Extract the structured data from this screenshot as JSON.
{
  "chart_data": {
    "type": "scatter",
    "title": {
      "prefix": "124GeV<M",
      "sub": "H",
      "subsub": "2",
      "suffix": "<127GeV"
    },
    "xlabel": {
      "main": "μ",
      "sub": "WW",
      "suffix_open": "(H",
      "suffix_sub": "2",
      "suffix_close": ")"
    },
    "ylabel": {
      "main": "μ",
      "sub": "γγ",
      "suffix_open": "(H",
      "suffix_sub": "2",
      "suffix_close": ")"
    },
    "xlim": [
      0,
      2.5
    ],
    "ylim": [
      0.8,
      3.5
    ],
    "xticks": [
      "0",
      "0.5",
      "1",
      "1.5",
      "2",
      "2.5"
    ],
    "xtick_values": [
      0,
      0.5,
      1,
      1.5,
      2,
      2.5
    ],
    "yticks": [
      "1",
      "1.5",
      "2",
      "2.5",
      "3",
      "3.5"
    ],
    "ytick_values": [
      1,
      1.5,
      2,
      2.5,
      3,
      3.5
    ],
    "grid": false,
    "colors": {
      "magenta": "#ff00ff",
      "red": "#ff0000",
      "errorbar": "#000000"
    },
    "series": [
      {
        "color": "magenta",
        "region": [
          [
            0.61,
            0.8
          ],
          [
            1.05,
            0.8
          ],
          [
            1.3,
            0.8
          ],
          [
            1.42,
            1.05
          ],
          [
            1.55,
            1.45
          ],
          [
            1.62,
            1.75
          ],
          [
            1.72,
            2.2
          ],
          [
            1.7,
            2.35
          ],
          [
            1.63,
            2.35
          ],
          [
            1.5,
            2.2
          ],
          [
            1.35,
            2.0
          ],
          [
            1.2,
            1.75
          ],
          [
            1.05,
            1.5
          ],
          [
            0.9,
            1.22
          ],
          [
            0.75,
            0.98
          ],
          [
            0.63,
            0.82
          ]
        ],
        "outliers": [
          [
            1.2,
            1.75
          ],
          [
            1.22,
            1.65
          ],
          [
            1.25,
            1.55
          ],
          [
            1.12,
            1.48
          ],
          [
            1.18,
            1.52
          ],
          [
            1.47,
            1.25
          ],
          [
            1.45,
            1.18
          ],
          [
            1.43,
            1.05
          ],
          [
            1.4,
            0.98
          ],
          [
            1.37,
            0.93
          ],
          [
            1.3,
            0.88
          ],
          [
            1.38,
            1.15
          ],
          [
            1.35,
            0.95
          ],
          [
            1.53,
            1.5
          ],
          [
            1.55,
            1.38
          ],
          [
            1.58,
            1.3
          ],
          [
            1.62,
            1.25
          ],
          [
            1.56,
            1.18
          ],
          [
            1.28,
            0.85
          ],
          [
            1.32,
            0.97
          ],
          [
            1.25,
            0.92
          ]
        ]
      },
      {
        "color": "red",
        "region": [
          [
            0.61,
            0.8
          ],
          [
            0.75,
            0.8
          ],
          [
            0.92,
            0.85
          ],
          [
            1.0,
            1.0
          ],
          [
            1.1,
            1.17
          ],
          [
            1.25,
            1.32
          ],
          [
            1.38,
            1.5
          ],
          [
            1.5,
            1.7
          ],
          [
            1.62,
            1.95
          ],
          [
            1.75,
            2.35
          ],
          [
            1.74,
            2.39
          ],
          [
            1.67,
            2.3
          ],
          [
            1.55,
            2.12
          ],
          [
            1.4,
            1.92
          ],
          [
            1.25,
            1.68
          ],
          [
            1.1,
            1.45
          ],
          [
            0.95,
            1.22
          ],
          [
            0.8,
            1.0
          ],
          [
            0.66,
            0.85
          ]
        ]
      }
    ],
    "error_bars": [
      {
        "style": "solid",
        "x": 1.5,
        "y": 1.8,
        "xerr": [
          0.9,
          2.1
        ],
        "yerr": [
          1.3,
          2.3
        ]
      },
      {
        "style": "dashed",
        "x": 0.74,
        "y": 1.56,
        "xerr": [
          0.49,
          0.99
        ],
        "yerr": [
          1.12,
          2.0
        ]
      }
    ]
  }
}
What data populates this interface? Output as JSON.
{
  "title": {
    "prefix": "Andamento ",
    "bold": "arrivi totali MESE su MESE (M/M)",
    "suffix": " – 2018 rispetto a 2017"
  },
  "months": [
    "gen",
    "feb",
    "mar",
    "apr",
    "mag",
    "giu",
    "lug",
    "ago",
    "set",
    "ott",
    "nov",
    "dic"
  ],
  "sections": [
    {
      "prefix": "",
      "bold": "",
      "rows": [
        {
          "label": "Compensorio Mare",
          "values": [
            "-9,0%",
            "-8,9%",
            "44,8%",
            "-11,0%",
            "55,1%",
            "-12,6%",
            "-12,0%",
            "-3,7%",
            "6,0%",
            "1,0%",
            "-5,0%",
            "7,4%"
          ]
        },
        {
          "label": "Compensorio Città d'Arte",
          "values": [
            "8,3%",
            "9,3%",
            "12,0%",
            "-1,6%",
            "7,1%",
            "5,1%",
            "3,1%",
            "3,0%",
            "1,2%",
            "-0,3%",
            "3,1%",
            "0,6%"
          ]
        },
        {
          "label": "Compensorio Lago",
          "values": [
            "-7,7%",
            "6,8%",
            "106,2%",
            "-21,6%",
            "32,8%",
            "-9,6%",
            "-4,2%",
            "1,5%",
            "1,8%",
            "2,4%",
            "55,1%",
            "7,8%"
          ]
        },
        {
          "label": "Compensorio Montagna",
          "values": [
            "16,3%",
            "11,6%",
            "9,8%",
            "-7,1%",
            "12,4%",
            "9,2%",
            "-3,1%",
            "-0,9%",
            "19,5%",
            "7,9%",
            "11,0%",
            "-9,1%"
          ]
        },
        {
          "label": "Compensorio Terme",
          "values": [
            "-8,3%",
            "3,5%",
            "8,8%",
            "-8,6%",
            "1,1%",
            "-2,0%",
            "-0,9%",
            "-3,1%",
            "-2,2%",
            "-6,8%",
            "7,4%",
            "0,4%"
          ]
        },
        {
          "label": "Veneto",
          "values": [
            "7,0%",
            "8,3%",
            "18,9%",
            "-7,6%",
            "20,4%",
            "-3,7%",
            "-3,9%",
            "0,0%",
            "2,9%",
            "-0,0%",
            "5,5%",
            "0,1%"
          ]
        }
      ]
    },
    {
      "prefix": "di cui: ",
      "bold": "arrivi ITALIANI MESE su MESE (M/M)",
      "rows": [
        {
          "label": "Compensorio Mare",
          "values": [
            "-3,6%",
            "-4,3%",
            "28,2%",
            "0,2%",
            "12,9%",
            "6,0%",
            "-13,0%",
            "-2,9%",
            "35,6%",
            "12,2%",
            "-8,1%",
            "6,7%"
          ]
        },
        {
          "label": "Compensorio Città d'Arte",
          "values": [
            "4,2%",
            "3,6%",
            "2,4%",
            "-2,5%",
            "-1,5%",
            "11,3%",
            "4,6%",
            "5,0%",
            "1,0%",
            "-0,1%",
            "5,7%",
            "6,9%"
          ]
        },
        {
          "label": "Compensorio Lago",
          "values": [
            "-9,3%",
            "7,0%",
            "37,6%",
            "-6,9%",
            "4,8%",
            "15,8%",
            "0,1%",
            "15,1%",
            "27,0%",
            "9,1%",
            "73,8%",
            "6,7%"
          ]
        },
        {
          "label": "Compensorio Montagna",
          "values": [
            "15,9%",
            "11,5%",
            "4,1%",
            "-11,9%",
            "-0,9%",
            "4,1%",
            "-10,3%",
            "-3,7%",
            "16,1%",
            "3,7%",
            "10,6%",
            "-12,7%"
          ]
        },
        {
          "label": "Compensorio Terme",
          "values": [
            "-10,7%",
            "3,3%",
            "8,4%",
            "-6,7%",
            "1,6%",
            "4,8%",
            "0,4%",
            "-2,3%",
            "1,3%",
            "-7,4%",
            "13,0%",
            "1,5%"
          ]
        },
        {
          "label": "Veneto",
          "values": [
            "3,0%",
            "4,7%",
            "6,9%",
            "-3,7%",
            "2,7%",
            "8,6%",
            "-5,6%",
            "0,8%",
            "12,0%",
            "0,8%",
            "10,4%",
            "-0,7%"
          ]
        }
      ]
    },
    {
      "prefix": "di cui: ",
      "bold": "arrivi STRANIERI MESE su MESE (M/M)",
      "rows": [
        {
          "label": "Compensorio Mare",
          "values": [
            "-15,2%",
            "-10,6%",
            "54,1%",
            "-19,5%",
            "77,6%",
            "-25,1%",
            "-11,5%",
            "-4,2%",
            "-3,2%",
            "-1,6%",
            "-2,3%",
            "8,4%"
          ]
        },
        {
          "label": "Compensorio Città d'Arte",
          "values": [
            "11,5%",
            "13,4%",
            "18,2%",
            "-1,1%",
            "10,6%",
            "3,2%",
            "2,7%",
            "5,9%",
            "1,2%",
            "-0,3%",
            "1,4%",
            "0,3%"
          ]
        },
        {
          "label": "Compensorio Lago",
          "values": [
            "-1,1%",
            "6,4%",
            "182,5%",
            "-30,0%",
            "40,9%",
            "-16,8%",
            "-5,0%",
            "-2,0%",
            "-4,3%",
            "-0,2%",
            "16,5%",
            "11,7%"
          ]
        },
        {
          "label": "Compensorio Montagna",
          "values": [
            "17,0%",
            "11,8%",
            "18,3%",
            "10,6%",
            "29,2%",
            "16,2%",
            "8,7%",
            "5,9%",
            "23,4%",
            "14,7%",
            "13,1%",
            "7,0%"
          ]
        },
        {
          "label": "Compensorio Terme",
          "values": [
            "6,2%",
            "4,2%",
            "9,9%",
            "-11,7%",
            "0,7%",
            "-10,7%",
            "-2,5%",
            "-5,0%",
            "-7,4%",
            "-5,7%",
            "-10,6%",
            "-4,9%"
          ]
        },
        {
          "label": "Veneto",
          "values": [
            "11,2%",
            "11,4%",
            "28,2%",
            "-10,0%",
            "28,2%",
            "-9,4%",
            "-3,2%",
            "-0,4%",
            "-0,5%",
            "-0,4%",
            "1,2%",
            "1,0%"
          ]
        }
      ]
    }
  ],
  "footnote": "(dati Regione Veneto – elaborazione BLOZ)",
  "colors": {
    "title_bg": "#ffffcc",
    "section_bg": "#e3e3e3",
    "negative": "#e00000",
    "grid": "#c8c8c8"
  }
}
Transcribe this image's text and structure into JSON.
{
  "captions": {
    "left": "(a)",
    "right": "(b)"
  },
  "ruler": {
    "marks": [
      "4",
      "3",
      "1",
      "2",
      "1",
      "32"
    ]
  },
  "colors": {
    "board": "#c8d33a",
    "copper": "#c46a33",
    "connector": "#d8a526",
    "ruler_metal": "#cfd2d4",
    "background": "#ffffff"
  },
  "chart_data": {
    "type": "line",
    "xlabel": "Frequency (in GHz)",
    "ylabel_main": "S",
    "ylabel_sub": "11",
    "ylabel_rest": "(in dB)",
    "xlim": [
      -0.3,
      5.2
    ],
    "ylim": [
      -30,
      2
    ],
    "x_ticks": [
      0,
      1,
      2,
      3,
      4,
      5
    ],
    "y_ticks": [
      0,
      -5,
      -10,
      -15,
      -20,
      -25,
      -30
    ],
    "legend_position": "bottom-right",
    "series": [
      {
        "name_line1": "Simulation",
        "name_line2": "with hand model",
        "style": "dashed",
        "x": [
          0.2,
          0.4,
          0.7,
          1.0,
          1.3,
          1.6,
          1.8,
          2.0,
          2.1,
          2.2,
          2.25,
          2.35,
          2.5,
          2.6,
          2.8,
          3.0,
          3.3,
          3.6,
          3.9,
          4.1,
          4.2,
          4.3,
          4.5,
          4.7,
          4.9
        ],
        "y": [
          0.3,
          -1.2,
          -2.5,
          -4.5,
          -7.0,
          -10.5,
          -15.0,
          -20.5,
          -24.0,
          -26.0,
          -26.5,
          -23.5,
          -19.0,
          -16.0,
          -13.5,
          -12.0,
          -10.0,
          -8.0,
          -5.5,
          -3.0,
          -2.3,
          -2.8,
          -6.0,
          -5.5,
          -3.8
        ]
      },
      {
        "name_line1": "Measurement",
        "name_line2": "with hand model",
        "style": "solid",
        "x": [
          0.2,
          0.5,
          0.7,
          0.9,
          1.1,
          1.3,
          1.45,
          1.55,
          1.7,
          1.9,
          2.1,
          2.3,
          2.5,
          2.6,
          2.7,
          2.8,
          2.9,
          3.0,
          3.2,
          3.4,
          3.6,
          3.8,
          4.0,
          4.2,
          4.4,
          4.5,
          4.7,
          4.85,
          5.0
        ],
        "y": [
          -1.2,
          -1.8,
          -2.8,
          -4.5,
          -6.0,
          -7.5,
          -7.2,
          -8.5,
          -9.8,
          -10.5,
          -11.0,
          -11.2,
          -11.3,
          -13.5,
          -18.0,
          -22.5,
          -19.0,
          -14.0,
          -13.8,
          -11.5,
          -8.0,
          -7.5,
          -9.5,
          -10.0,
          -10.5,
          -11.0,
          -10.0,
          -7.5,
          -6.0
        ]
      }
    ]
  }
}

* To be done
Copy each line of the preceding data that contains the string "arrivi".

* Full solution
    "bold": "arrivi totali MESE su MESE (M/M)",
      "bold": "arrivi ITALIANI MESE su MESE (M/M)",
      "bold": "arrivi STRANIERI MESE su MESE (M/M)",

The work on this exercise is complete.